> [Description of the task]:
Repeat the material verbatim and drop the pictures.

> [Records that describe figures]:
○ ○ ○

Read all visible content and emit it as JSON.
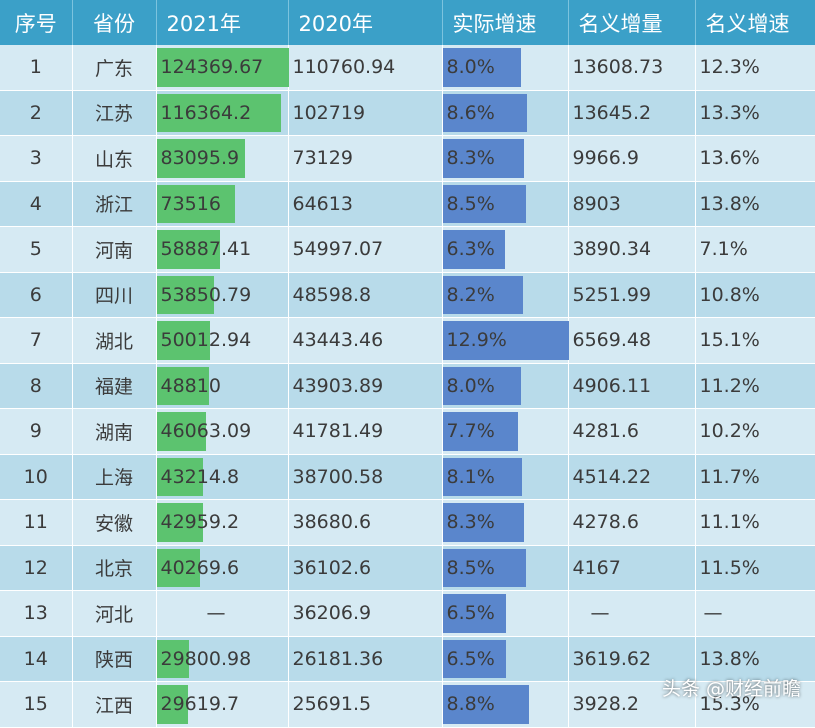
{
  "headers": [
    "序号",
    "省份",
    "2021年",
    "2020年",
    "实际增速",
    "名义增量",
    "名义增速"
  ],
  "rows": [
    {
      "idx": "1",
      "prov": "广东",
      "y2021": "124369.67",
      "y2020": "110760.94",
      "real": "8.0%",
      "inc": "13608.73",
      "nom": "12.3%"
    },
    {
      "idx": "2",
      "prov": "江苏",
      "y2021": "116364.2",
      "y2020": "102719",
      "real": "8.6%",
      "inc": "13645.2",
      "nom": "13.3%"
    },
    {
      "idx": "3",
      "prov": "山东",
      "y2021": "83095.9",
      "y2020": "73129",
      "real": "8.3%",
      "inc": "9966.9",
      "nom": "13.6%"
    },
    {
      "idx": "4",
      "prov": "浙江",
      "y2021": "73516",
      "y2020": "64613",
      "real": "8.5%",
      "inc": "8903",
      "nom": "13.8%"
    },
    {
      "idx": "5",
      "prov": "河南",
      "y2021": "58887.41",
      "y2020": "54997.07",
      "real": "6.3%",
      "inc": "3890.34",
      "nom": "7.1%"
    },
    {
      "idx": "6",
      "prov": "四川",
      "y2021": "53850.79",
      "y2020": "48598.8",
      "real": "8.2%",
      "inc": "5251.99",
      "nom": "10.8%"
    },
    {
      "idx": "7",
      "prov": "湖北",
      "y2021": "50012.94",
      "y2020": "43443.46",
      "real": "12.9%",
      "inc": "6569.48",
      "nom": "15.1%"
    },
    {
      "idx": "8",
      "prov": "福建",
      "y2021": "48810",
      "y2020": "43903.89",
      "real": "8.0%",
      "inc": "4906.11",
      "nom": "11.2%"
    },
    {
      "idx": "9",
      "prov": "湖南",
      "y2021": "46063.09",
      "y2020": "41781.49",
      "real": "7.7%",
      "inc": "4281.6",
      "nom": "10.2%"
    },
    {
      "idx": "10",
      "prov": "上海",
      "y2021": "43214.8",
      "y2020": "38700.58",
      "real": "8.1%",
      "inc": "4514.22",
      "nom": "11.7%"
    },
    {
      "idx": "11",
      "prov": "安徽",
      "y2021": "42959.2",
      "y2020": "38680.6",
      "real": "8.3%",
      "inc": "4278.6",
      "nom": "11.1%"
    },
    {
      "idx": "12",
      "prov": "北京",
      "y2021": "40269.6",
      "y2020": "36102.6",
      "real": "8.5%",
      "inc": "4167",
      "nom": "11.5%"
    },
    {
      "idx": "13",
      "prov": "河北",
      "y2021": "—",
      "y2020": "36206.9",
      "real": "6.5%",
      "inc": "—",
      "nom": "—"
    },
    {
      "idx": "14",
      "prov": "陕西",
      "y2021": "29800.98",
      "y2020": "26181.36",
      "real": "6.5%",
      "inc": "3619.62",
      "nom": "13.8%"
    },
    {
      "idx": "15",
      "prov": "江西",
      "y2021": "29619.7",
      "y2020": "25691.5",
      "real": "8.8%",
      "inc": "3928.2",
      "nom": "15.3%"
    }
  ],
  "bars": {
    "y2021": [
      124369.67,
      116364.2,
      83095.9,
      73516,
      58887.41,
      53850.79,
      50012.94,
      48810,
      46063.09,
      43214.8,
      42959.2,
      40269.6,
      0,
      29800.98,
      29619.7
    ],
    "real": [
      8.0,
      8.6,
      8.3,
      8.5,
      6.3,
      8.2,
      12.9,
      8.0,
      7.7,
      8.1,
      8.3,
      8.5,
      6.5,
      6.5,
      8.8
    ]
  },
  "colors": {
    "header": "#3ba0c8",
    "green_bar": "#5cc36f",
    "blue_bar": "#5a86cc"
  },
  "credit": "头条 @财经前瞻"
}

○ ○ ○

> [Exercise answer]:
Read all visible content and emit it as JSON.
{
  "headers": [
    "序号",
    "省份",
    "2021年",
    "2020年",
    "实际增速",
    "名义增量",
    "名义增速"
  ],
  "rows": [
    {
      "idx": "1",
      "prov": "广东",
      "y2021": "124369.67",
      "y2020": "110760.94",
      "real": "8.0%",
      "inc": "13608.73",
      "nom": "12.3%"
    },
    {
      "idx": "2",
      "prov": "江苏",
      "y2021": "116364.2",
      "y2020": "102719",
      "real": "8.6%",
      "inc": "13645.2",
      "nom": "13.3%"
    },
    {
      "idx": "3",
      "prov": "山东",
      "y2021": "83095.9",
      "y2020": "73129",
      "real": "8.3%",
      "inc": "9966.9",
      "nom": "13.6%"
    },
    {
      "idx": "4",
      "prov": "浙江",
      "y2021": "73516",
      "y2020": "64613",
      "real": "8.5%",
      "inc": "8903",
      "nom": "13.8%"
    },
    {
      "idx": "5",
      "prov": "河南",
      "y2021": "58887.41",
      "y2020": "54997.07",
      "real": "6.3%",
      "inc": "3890.34",
      "nom": "7.1%"
    },
    {
      "idx": "6",
      "prov": "四川",
      "y2021": "53850.79",
      "y2020": "48598.8",
      "real": "8.2%",
      "inc": "5251.99",
      "nom": "10.8%"
    },
    {
      "idx": "7",
      "prov": "湖北",
      "y2021": "50012.94",
      "y2020": "43443.46",
      "real": "12.9%",
      "inc": "6569.48",
      "nom": "15.1%"
    },
    {
      "idx": "8",
      "prov": "福建",
      "y2021": "48810",
      "y2020": "43903.89",
      "real": "8.0%",
      "inc": "4906.11",
      "nom": "11.2%"
    },
    {
      "idx": "9",
      "prov": "湖南",
      "y2021": "46063.09",
      "y2020": "41781.49",
      "real": "7.7%",
      "inc": "4281.6",
      "nom": "10.2%"
    },
    {
      "idx": "10",
      "prov": "上海",
      "y2021": "43214.8",
      "y2020": "38700.58",
      "real": "8.1%",
      "inc": "4514.22",
      "nom": "11.7%"
    },
    {
      "idx": "11",
      "prov": "安徽",
      "y2021": "42959.2",
      "y2020": "38680.6",
      "real": "8.3%",
      "inc": "4278.6",
      "nom": "11.1%"
    },
    {
      "idx": "12",
      "prov": "北京",
      "y2021": "40269.6",
      "y2020": "36102.6",
      "real": "8.5%",
      "inc": "4167",
      "nom": "11.5%"
    },
    {
      "idx": "13",
      "prov": "河北",
      "y2021": "—",
      "y2020": "36206.9",
      "real": "6.5%",
      "inc": "—",
      "nom": "—"
    },
    {
      "idx": "14",
      "prov": "陕西",
      "y2021": "29800.98",
      "y2020": "26181.36",
      "real": "6.5%",
      "inc": "3619.62",
      "nom": "13.8%"
    },
    {
      "idx": "15",
      "prov": "江西",
      "y2021": "29619.7",
      "y2020": "25691.5",
      "real": "8.8%",
      "inc": "3928.2",
      "nom": "15.3%"
    }
  ],
  "bars": {
    "y2021": [
      124369.67,
      116364.2,
      83095.9,
      73516,
      58887.41,
      53850.79,
      50012.94,
      48810,
      46063.09,
      43214.8,
      42959.2,
      40269.6,
      0,
      29800.98,
      29619.7
    ],
    "real": [
      8.0,
      8.6,
      8.3,
      8.5,
      6.3,
      8.2,
      12.9,
      8.0,
      7.7,
      8.1,
      8.3,
      8.5,
      6.5,
      6.5,
      8.8
    ]
  },
  "colors": {
    "header": "#3ba0c8",
    "green_bar": "#5cc36f",
    "blue_bar": "#5a86cc"
  },
  "credit": "头条 @财经前瞻"
}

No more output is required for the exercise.